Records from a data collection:
- - - - -
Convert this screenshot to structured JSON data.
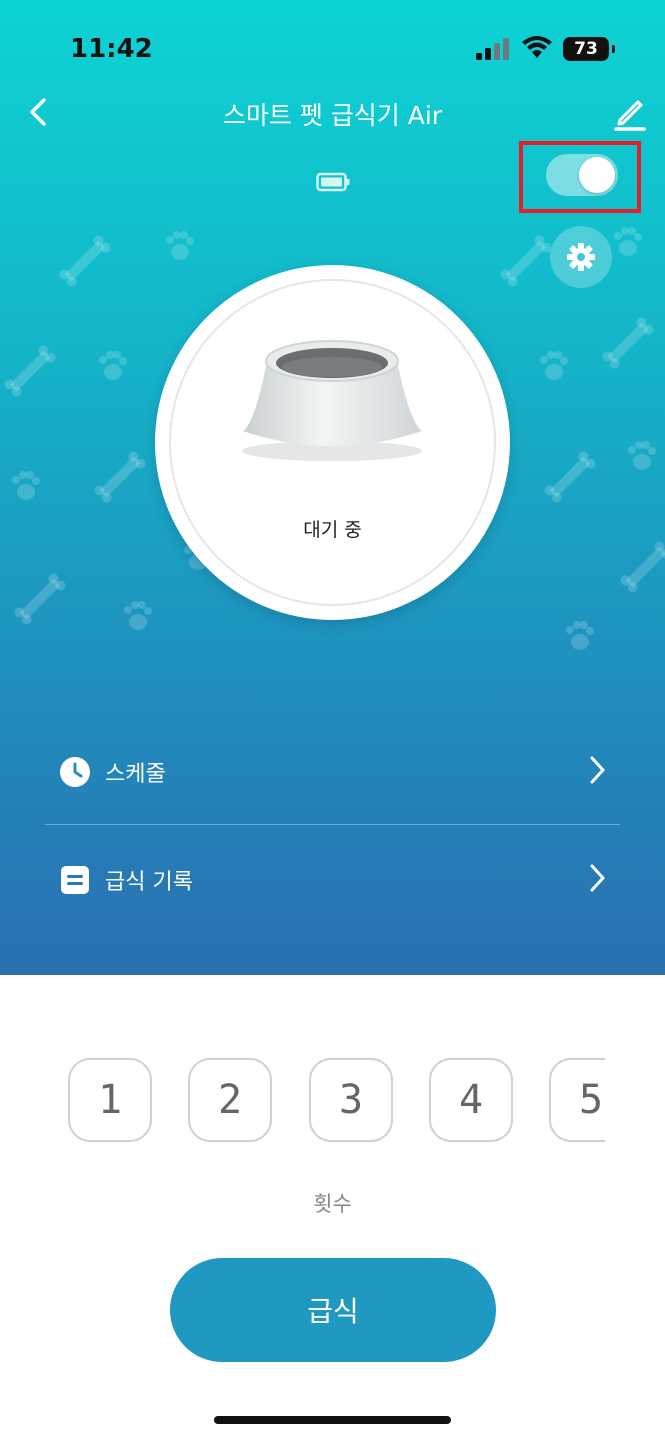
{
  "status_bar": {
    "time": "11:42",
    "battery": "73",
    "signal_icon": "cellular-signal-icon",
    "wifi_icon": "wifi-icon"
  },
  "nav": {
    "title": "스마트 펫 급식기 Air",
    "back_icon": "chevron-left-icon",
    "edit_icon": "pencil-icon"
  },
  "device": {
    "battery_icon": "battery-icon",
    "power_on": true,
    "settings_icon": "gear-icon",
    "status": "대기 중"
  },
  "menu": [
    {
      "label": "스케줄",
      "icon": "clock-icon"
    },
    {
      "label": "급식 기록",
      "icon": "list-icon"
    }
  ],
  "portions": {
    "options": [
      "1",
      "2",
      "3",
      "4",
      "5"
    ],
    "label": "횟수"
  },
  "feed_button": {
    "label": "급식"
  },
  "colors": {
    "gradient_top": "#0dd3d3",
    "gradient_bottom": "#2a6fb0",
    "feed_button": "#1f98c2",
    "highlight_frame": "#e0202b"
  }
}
- - - - -
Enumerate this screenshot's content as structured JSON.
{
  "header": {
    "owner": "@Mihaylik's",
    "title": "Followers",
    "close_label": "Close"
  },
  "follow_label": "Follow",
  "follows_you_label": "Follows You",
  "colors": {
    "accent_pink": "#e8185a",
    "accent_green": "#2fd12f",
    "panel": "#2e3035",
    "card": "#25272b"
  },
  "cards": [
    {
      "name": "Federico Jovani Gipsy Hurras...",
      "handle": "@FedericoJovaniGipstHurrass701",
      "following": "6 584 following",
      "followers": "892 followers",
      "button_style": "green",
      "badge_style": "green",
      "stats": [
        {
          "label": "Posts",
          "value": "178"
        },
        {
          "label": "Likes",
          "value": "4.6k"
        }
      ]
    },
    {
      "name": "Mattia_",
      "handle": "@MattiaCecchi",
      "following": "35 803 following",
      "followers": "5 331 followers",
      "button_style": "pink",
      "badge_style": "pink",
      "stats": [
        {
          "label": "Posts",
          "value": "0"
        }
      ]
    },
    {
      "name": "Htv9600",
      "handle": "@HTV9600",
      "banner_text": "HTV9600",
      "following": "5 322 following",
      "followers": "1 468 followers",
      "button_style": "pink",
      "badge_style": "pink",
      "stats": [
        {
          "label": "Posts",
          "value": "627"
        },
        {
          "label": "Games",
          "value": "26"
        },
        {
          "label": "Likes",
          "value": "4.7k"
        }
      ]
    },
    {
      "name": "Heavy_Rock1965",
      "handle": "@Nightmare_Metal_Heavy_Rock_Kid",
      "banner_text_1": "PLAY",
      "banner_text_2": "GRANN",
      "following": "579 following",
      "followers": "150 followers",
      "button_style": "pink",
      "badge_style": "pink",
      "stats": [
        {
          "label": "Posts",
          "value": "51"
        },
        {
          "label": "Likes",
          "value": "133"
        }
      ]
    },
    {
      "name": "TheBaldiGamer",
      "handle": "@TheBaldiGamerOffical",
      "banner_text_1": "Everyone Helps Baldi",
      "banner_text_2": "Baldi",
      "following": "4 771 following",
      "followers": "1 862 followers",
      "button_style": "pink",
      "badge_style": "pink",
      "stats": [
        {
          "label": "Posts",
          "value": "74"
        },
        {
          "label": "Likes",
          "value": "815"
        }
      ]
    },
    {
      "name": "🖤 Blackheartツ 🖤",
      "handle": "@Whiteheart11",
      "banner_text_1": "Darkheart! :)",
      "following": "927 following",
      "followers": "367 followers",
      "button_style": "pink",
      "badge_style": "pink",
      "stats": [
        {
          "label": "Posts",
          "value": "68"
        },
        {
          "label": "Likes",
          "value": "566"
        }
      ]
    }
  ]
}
- - - - -
Problem to work on: Look through the lines above and collect those with the word "screenshot".

Expected answer:
Convert this screenshot to structured JSON data.
Enumerate this screenshot's content as structured JSON.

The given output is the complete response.